• What you will do:
Pull every line containing the word "this" from the records.

--- START Given records ---

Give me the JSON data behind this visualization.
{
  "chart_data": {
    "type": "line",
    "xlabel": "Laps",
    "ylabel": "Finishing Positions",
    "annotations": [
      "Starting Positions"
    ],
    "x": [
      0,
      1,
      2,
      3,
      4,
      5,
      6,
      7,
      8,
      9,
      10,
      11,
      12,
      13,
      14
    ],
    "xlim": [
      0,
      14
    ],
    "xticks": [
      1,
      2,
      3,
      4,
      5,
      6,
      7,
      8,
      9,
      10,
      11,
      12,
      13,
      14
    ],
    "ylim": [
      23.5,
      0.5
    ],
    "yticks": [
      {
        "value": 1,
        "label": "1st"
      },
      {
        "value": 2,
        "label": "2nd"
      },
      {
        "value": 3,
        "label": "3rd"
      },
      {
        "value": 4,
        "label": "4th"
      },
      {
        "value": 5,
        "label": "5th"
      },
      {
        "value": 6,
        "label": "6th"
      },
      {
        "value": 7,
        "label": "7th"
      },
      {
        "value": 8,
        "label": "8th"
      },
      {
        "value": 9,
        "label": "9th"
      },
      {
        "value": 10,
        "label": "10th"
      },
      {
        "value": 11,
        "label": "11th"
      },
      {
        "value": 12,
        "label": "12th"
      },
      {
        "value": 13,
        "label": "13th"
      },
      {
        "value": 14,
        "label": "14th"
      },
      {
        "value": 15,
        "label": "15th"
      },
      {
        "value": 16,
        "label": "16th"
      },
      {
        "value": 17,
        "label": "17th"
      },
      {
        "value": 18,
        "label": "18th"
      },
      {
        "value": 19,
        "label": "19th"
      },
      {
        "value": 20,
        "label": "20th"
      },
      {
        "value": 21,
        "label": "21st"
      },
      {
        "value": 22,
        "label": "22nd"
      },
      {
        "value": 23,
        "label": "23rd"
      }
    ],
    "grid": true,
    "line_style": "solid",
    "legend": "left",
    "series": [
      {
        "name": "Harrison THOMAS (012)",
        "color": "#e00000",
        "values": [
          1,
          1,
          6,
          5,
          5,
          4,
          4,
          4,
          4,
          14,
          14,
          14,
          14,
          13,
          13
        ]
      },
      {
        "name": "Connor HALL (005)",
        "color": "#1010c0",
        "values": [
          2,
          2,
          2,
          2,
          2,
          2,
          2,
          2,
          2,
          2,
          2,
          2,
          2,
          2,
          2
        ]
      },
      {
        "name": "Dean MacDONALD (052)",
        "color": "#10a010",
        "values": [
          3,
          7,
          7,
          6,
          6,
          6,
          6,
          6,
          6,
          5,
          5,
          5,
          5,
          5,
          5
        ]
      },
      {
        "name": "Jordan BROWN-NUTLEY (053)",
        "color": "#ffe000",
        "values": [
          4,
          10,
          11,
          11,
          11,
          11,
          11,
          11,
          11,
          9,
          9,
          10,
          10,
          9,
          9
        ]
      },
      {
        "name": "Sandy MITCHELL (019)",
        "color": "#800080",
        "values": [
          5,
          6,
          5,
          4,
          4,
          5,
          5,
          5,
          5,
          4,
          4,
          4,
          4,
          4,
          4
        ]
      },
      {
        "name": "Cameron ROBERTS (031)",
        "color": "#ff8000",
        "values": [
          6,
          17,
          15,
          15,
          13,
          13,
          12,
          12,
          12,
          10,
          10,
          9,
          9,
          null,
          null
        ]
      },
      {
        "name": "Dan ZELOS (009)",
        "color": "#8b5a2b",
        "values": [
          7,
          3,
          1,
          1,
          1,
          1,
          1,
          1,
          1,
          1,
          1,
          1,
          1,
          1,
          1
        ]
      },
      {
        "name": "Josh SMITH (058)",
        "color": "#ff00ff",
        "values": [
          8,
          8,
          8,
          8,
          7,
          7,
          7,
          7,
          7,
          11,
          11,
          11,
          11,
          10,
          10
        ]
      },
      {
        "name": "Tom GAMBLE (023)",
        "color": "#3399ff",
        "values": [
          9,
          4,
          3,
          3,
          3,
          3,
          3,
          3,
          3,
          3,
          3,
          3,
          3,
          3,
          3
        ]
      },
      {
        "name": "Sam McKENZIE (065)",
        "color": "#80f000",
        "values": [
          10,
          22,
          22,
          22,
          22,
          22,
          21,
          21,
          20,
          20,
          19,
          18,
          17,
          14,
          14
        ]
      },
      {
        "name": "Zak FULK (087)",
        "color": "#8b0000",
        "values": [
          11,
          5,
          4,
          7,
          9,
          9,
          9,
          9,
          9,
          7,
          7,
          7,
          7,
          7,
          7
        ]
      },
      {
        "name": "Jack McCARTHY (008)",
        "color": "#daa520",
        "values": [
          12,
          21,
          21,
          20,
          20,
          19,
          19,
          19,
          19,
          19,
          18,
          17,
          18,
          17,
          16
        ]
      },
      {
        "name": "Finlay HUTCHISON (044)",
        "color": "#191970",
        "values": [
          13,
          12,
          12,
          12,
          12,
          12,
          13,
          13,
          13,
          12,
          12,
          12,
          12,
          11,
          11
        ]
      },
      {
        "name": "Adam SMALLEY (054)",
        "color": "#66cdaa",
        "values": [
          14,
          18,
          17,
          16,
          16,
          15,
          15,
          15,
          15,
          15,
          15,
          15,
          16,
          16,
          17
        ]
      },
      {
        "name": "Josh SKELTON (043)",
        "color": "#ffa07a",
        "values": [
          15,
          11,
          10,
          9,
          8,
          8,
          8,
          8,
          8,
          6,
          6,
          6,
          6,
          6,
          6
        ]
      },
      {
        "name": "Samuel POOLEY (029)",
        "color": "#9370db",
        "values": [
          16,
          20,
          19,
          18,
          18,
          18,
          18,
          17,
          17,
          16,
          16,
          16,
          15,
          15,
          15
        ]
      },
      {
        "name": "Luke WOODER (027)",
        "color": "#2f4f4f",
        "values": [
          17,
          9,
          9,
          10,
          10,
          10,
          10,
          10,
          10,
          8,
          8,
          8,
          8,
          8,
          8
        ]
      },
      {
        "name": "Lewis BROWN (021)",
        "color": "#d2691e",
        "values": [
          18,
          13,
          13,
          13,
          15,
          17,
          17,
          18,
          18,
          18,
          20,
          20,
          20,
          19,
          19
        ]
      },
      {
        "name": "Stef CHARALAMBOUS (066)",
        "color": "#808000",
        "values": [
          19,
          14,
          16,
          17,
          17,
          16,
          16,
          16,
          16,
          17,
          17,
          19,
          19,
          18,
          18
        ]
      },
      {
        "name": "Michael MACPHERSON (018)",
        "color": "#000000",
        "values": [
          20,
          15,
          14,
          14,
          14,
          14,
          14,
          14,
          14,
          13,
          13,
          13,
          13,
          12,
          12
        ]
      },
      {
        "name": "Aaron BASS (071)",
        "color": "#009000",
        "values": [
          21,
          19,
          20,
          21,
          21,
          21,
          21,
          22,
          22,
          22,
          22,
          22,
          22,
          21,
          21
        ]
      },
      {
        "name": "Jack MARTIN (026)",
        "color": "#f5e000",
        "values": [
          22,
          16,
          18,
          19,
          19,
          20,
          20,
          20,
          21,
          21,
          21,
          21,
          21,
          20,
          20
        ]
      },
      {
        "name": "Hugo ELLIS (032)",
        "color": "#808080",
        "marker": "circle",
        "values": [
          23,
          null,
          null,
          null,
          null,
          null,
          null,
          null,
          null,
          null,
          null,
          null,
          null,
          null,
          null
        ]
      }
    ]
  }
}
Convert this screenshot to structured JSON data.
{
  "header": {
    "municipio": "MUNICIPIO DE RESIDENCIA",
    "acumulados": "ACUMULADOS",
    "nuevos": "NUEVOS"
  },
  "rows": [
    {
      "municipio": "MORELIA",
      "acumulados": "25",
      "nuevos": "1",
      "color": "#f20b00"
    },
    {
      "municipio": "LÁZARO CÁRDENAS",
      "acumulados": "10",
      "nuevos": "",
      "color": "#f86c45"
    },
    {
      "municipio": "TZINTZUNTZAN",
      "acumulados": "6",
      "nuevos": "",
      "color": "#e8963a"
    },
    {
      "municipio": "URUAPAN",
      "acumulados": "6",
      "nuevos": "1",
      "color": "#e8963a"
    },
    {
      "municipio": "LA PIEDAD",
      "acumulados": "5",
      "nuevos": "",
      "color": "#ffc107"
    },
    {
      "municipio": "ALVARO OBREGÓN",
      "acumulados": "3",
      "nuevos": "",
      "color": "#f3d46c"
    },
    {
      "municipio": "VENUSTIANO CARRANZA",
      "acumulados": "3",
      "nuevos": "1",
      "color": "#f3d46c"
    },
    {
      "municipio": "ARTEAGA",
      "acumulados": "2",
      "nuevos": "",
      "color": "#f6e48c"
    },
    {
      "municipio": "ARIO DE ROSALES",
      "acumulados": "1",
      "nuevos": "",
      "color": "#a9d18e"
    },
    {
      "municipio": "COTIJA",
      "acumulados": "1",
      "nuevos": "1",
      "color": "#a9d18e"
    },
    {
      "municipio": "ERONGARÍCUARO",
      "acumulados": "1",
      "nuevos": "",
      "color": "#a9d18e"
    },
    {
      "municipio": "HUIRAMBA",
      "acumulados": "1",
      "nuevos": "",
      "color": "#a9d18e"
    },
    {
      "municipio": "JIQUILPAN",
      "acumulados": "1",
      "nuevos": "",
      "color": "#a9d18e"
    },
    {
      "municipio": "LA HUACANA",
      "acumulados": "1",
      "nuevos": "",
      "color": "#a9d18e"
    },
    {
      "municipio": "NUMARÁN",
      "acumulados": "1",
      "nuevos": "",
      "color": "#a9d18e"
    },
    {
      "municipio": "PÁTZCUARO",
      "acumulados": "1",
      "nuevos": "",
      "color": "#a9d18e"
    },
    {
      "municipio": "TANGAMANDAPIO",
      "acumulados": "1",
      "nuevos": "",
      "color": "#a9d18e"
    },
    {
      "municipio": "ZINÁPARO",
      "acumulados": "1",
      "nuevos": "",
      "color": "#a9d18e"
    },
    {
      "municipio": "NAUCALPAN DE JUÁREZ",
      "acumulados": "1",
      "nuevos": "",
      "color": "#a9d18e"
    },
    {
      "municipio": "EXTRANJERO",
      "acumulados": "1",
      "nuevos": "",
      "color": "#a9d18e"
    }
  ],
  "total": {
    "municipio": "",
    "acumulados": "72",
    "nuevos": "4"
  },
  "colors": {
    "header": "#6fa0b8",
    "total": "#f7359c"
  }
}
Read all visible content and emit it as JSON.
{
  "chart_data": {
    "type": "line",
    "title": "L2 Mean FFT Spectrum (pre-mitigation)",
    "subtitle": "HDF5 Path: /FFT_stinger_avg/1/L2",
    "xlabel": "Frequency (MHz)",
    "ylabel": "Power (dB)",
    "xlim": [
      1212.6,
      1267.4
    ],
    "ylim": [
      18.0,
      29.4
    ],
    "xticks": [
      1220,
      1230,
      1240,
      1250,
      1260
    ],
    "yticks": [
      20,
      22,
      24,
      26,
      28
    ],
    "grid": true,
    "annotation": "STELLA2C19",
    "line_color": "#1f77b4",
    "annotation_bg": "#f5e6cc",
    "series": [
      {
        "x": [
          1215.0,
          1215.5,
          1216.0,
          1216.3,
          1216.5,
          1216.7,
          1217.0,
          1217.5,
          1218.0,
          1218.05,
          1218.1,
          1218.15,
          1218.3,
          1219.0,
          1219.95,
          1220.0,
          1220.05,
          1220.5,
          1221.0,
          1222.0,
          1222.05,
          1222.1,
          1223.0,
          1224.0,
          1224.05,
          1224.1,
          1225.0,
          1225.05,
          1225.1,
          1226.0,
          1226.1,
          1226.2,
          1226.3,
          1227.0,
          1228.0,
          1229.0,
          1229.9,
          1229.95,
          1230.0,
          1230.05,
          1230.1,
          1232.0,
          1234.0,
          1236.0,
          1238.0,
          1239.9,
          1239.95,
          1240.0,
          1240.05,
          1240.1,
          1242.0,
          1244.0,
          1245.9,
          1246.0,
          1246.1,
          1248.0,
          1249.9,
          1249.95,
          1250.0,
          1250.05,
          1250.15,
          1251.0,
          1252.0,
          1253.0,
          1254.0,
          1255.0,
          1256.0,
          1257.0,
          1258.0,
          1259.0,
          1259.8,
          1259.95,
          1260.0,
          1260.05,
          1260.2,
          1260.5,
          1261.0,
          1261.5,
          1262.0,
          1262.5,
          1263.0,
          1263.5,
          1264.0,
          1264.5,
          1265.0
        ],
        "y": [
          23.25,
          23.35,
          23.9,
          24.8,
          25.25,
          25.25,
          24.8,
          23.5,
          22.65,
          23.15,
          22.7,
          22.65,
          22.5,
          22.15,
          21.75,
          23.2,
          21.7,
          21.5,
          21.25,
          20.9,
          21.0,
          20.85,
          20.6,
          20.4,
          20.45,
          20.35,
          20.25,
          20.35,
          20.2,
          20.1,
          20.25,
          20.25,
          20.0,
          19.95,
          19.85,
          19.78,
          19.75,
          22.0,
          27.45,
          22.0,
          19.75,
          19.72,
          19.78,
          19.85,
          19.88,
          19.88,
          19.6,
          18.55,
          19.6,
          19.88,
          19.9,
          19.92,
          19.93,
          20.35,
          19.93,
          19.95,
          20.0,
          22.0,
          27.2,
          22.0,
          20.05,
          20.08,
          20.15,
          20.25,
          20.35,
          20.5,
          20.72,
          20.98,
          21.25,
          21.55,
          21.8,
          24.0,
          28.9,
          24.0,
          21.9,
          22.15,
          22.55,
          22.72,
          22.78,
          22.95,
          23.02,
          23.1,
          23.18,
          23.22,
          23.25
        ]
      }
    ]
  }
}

--- END Given records ---

• The completed task:
Give me the JSON data behind this visualization.
Convert this screenshot to structured JSON data.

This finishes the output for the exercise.